◆ Given problem ◆
Pictures stay out of the copy; set down each line of the listing below exactly.

══ Data records

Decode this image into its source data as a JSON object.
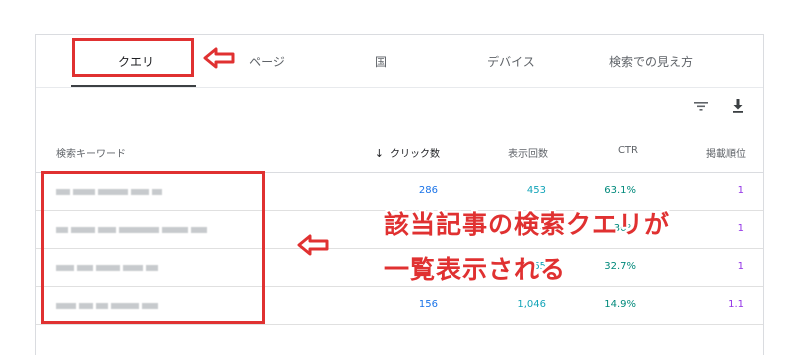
{
  "tabs": [
    {
      "label": "クエリ",
      "active": true
    },
    {
      "label": "ページ",
      "active": false
    },
    {
      "label": "国",
      "active": false
    },
    {
      "label": "デバイス",
      "active": false
    },
    {
      "label": "検索での見え方",
      "active": false
    }
  ],
  "toolbar": {
    "filter_icon": "filter-icon",
    "download_icon": "download-icon"
  },
  "table": {
    "headers": {
      "query": "検索キーワード",
      "clicks": "クリック数",
      "impressions": "表示回数",
      "ctr": "CTR",
      "position": "掲載順位"
    },
    "sort_indicator": "↓",
    "rows": [
      {
        "clicks": "286",
        "impressions": "453",
        "ctr": "63.1%",
        "position": "1"
      },
      {
        "clicks": "",
        "impressions": "54",
        "ctr": "36%",
        "position": "1"
      },
      {
        "clicks": "",
        "impressions": "65",
        "ctr": "32.7%",
        "position": "1"
      },
      {
        "clicks": "156",
        "impressions": "1,046",
        "ctr": "14.9%",
        "position": "1.1"
      }
    ]
  },
  "annotation": {
    "line1": "該当記事の検索クエリが",
    "line2": "一覧表示される"
  },
  "colors": {
    "annotation_red": "#e03131",
    "clicks": "#1a73e8",
    "impressions": "#12a4b8",
    "ctr": "#00897b",
    "position": "#9334e6"
  }
}
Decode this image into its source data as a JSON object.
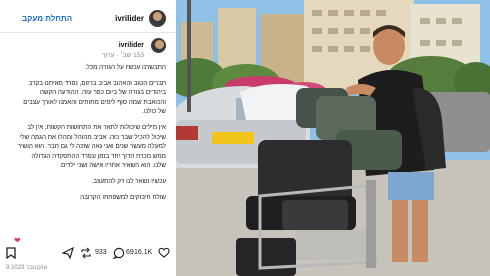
{
  "header": {
    "follow_label": "התחלת מעקב",
    "username": "ivrilider"
  },
  "comment": {
    "username": "ivrilider",
    "meta": "153 שב׳ · ערוך",
    "paragraphs": [
      "התבשרנו עכשיו על הגזרה מכל.",
      "חברים הטוב והאהוב אביב ברזום, נפרד מאיתנו בקרב ביהודים בגזרה של ביום כפר עזה. ההודעה הקשה והכואבת שמה סוף לימים מתוחים והאמנו לאורך עצבים של כולנו.",
      "אין מילים שיכולות לתאר את התחושות הקשות, אין לב שיכול להכיל שבר כזה. אביב מהוהל ומהלו את הגמה שלי למעלה מעשר שנים ואני גאה שזכה לי גם חבר. הוא הושיר ממש מכרח הדוך יחד בזמן ונפרד ההתפקדה הגדולה שלנו. הוא השאיר אחריו אישה ושני ילדים.",
      "עכשיו נשאר לנו רק להתעצב.",
      "שולח חיבוקים למשפחתו הקרובה"
    ]
  },
  "actions": {
    "likes": "16.1K",
    "comments": "69",
    "shares": "933"
  },
  "date": "9 אוקטובר 2023",
  "icons": {
    "follow": "avatar",
    "heart": "heart-icon",
    "comment": "comment-icon",
    "repost": "repost-icon",
    "share": "send-icon",
    "save": "bookmark-icon"
  },
  "colors": {
    "follow": "#1f6fd1",
    "heart": "#e23a4d"
  }
}
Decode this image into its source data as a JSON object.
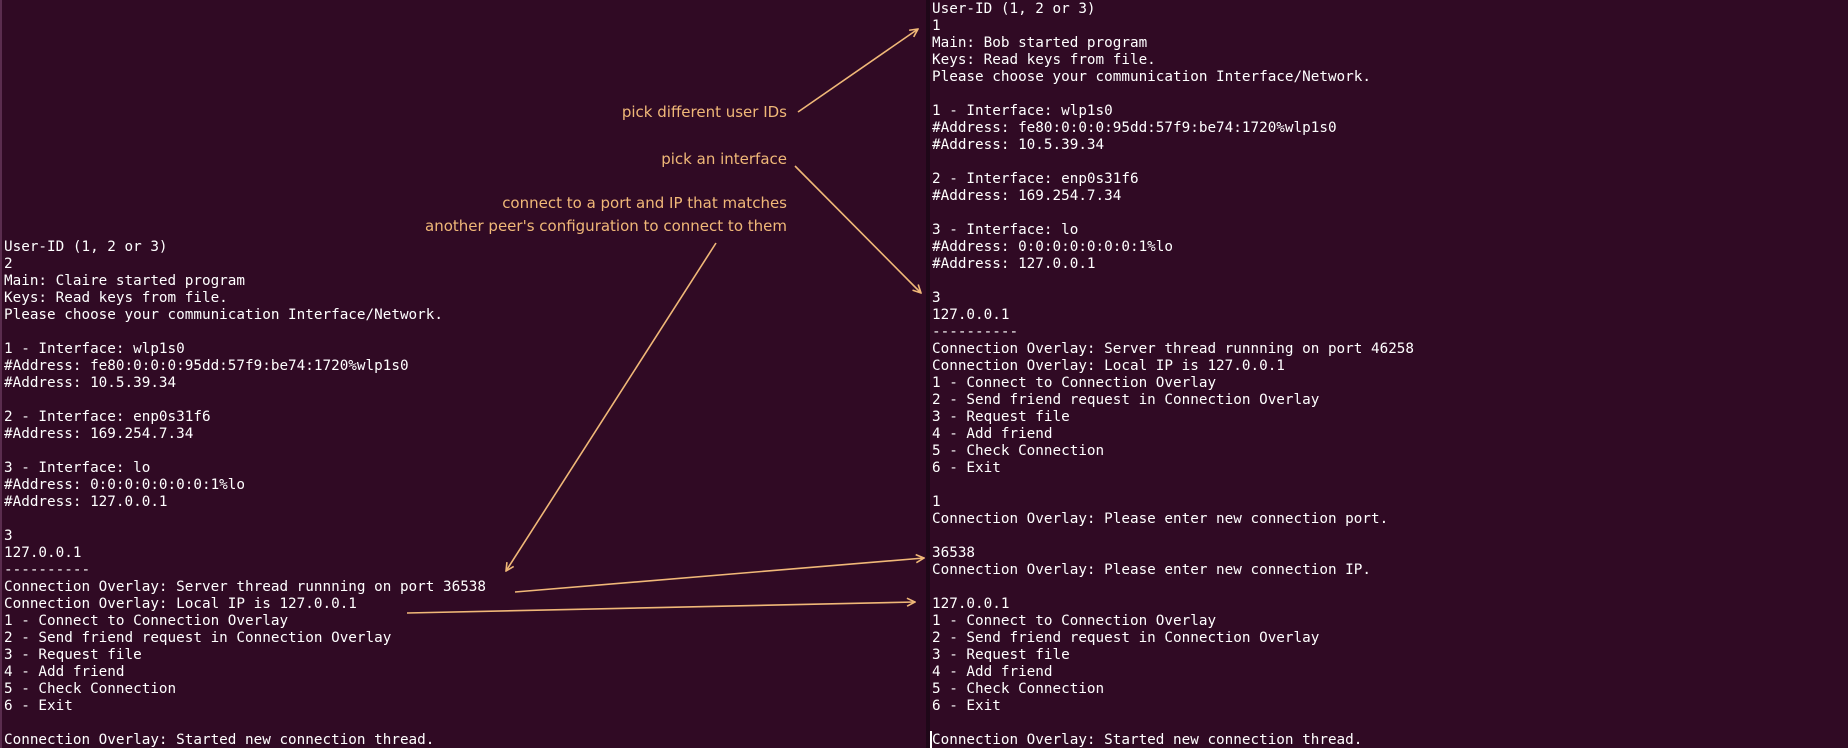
{
  "left_terminal": {
    "lines": [
      "User-ID (1, 2 or 3)",
      "2",
      "Main: Claire started program",
      "Keys: Read keys from file.",
      "Please choose your communication Interface/Network.",
      "",
      "1 - Interface: wlp1s0",
      "#Address: fe80:0:0:0:95dd:57f9:be74:1720%wlp1s0",
      "#Address: 10.5.39.34",
      "",
      "2 - Interface: enp0s31f6",
      "#Address: 169.254.7.34",
      "",
      "3 - Interface: lo",
      "#Address: 0:0:0:0:0:0:0:1%lo",
      "#Address: 127.0.0.1",
      "",
      "3",
      "127.0.0.1",
      "----------",
      "Connection Overlay: Server thread runnning on port 36538",
      "Connection Overlay: Local IP is 127.0.0.1",
      "1 - Connect to Connection Overlay",
      "2 - Send friend request in Connection Overlay",
      "3 - Request file",
      "4 - Add friend",
      "5 - Check Connection",
      "6 - Exit",
      "",
      "Connection Overlay: Started new connection thread."
    ]
  },
  "right_terminal": {
    "lines": [
      "User-ID (1, 2 or 3)",
      "1",
      "Main: Bob started program",
      "Keys: Read keys from file.",
      "Please choose your communication Interface/Network.",
      "",
      "1 - Interface: wlp1s0",
      "#Address: fe80:0:0:0:95dd:57f9:be74:1720%wlp1s0",
      "#Address: 10.5.39.34",
      "",
      "2 - Interface: enp0s31f6",
      "#Address: 169.254.7.34",
      "",
      "3 - Interface: lo",
      "#Address: 0:0:0:0:0:0:0:1%lo",
      "#Address: 127.0.0.1",
      "",
      "3",
      "127.0.0.1",
      "----------",
      "Connection Overlay: Server thread runnning on port 46258",
      "Connection Overlay: Local IP is 127.0.0.1",
      "1 - Connect to Connection Overlay",
      "2 - Send friend request in Connection Overlay",
      "3 - Request file",
      "4 - Add friend",
      "5 - Check Connection",
      "6 - Exit",
      "",
      "1",
      "Connection Overlay: Please enter new connection port.",
      "",
      "36538",
      "Connection Overlay: Please enter new connection IP.",
      "",
      "127.0.0.1",
      "1 - Connect to Connection Overlay",
      "2 - Send friend request in Connection Overlay",
      "3 - Request file",
      "4 - Add friend",
      "5 - Check Connection",
      "6 - Exit",
      "",
      "Connection Overlay: Started new connection thread."
    ]
  },
  "annotations": {
    "user_ids": "pick different user IDs",
    "interface": "pick an interface",
    "connect_line1": "connect to a port and IP that matches",
    "connect_line2": "another peer's configuration to connect to them"
  },
  "colors": {
    "background": "#300a24",
    "text": "#ffffff",
    "annotation": "#f0b878"
  }
}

════

◆ Result of this exercise ◆
Decode this image into its source data as a JSON object.
{
  "tabs": [
    {
      "label": "クエリ",
      "active": true
    },
    {
      "label": "ページ",
      "active": false
    },
    {
      "label": "国",
      "active": false
    },
    {
      "label": "デバイス",
      "active": false
    },
    {
      "label": "検索での見え方",
      "active": false
    }
  ],
  "toolbar": {
    "filter_icon": "filter-icon",
    "download_icon": "download-icon"
  },
  "table": {
    "headers": {
      "query": "検索キーワード",
      "clicks": "クリック数",
      "impressions": "表示回数",
      "ctr": "CTR",
      "position": "掲載順位"
    },
    "sort_indicator": "↓",
    "rows": [
      {
        "clicks": "286",
        "impressions": "453",
        "ctr": "63.1%",
        "position": "1"
      },
      {
        "clicks": "",
        "impressions": "54",
        "ctr": "36%",
        "position": "1"
      },
      {
        "clicks": "",
        "impressions": "65",
        "ctr": "32.7%",
        "position": "1"
      },
      {
        "clicks": "156",
        "impressions": "1,046",
        "ctr": "14.9%",
        "position": "1.1"
      }
    ]
  },
  "annotation": {
    "line1": "該当記事の検索クエリが",
    "line2": "一覧表示される"
  },
  "colors": {
    "annotation_red": "#e03131",
    "clicks": "#1a73e8",
    "impressions": "#12a4b8",
    "ctr": "#00897b",
    "position": "#9334e6"
  }
}
Decode this image into its source data as a JSON object.
{
  "header": {
    "follow_label": "התחלת מעקב",
    "username": "ivrilider"
  },
  "comment": {
    "username": "ivrilider",
    "meta": "153 שב׳ · ערוך",
    "paragraphs": [
      "התבשרנו עכשיו על הגזרה מכל.",
      "חברים הטוב והאהוב אביב ברזום, נפרד מאיתנו בקרב ביהודים בגזרה של ביום כפר עזה. ההודעה הקשה והכואבת שמה סוף לימים מתוחים והאמנו לאורך עצבים של כולנו.",
      "אין מילים שיכולות לתאר את התחושות הקשות, אין לב שיכול להכיל שבר כזה. אביב מהוהל ומהלו את הגמה שלי למעלה מעשר שנים ואני גאה שזכה לי גם חבר. הוא הושיר ממש מכרח הדוך יחד בזמן ונפרד ההתפקדה הגדולה שלנו. הוא השאיר אחריו אישה ושני ילדים.",
      "עכשיו נשאר לנו רק להתעצב.",
      "שולח חיבוקים למשפחתו הקרובה"
    ]
  },
  "actions": {
    "likes": "16.1K",
    "comments": "69",
    "shares": "933"
  },
  "date": "9 אוקטובר 2023",
  "icons": {
    "follow": "avatar",
    "heart": "heart-icon",
    "comment": "comment-icon",
    "repost": "repost-icon",
    "share": "send-icon",
    "save": "bookmark-icon"
  },
  "colors": {
    "follow": "#1f6fd1",
    "heart": "#e23a4d"
  }
}
Decode this image into its source data as a JSON object.
{
  "left_terminal": {
    "lines": [
      "User-ID (1, 2 or 3)",
      "2",
      "Main: Claire started program",
      "Keys: Read keys from file.",
      "Please choose your communication Interface/Network.",
      "",
      "1 - Interface: wlp1s0",
      "#Address: fe80:0:0:0:95dd:57f9:be74:1720%wlp1s0",
      "#Address: 10.5.39.34",
      "",
      "2 - Interface: enp0s31f6",
      "#Address: 169.254.7.34",
      "",
      "3 - Interface: lo",
      "#Address: 0:0:0:0:0:0:0:1%lo",
      "#Address: 127.0.0.1",
      "",
      "3",
      "127.0.0.1",
      "----------",
      "Connection Overlay: Server thread runnning on port 36538",
      "Connection Overlay: Local IP is 127.0.0.1",
      "1 - Connect to Connection Overlay",
      "2 - Send friend request in Connection Overlay",
      "3 - Request file",
      "4 - Add friend",
      "5 - Check Connection",
      "6 - Exit",
      "",
      "Connection Overlay: Started new connection thread."
    ]
  },
  "right_terminal": {
    "lines": [
      "User-ID (1, 2 or 3)",
      "1",
      "Main: Bob started program",
      "Keys: Read keys from file.",
      "Please choose your communication Interface/Network.",
      "",
      "1 - Interface: wlp1s0",
      "#Address: fe80:0:0:0:95dd:57f9:be74:1720%wlp1s0",
      "#Address: 10.5.39.34",
      "",
      "2 - Interface: enp0s31f6",
      "#Address: 169.254.7.34",
      "",
      "3 - Interface: lo",
      "#Address: 0:0:0:0:0:0:0:1%lo",
      "#Address: 127.0.0.1",
      "",
      "3",
      "127.0.0.1",
      "----------",
      "Connection Overlay: Server thread runnning on port 46258",
      "Connection Overlay: Local IP is 127.0.0.1",
      "1 - Connect to Connection Overlay",
      "2 - Send friend request in Connection Overlay",
      "3 - Request file",
      "4 - Add friend",
      "5 - Check Connection",
      "6 - Exit",
      "",
      "1",
      "Connection Overlay: Please enter new connection port.",
      "",
      "36538",
      "Connection Overlay: Please enter new connection IP.",
      "",
      "127.0.0.1",
      "1 - Connect to Connection Overlay",
      "2 - Send friend request in Connection Overlay",
      "3 - Request file",
      "4 - Add friend",
      "5 - Check Connection",
      "6 - Exit",
      "",
      "Connection Overlay: Started new connection thread."
    ]
  },
  "annotations": {
    "user_ids": "pick different user IDs",
    "interface": "pick an interface",
    "connect_line1": "connect to a port and IP that matches",
    "connect_line2": "another peer's configuration to connect to them"
  },
  "colors": {
    "background": "#300a24",
    "text": "#ffffff",
    "annotation": "#f0b878"
  }
}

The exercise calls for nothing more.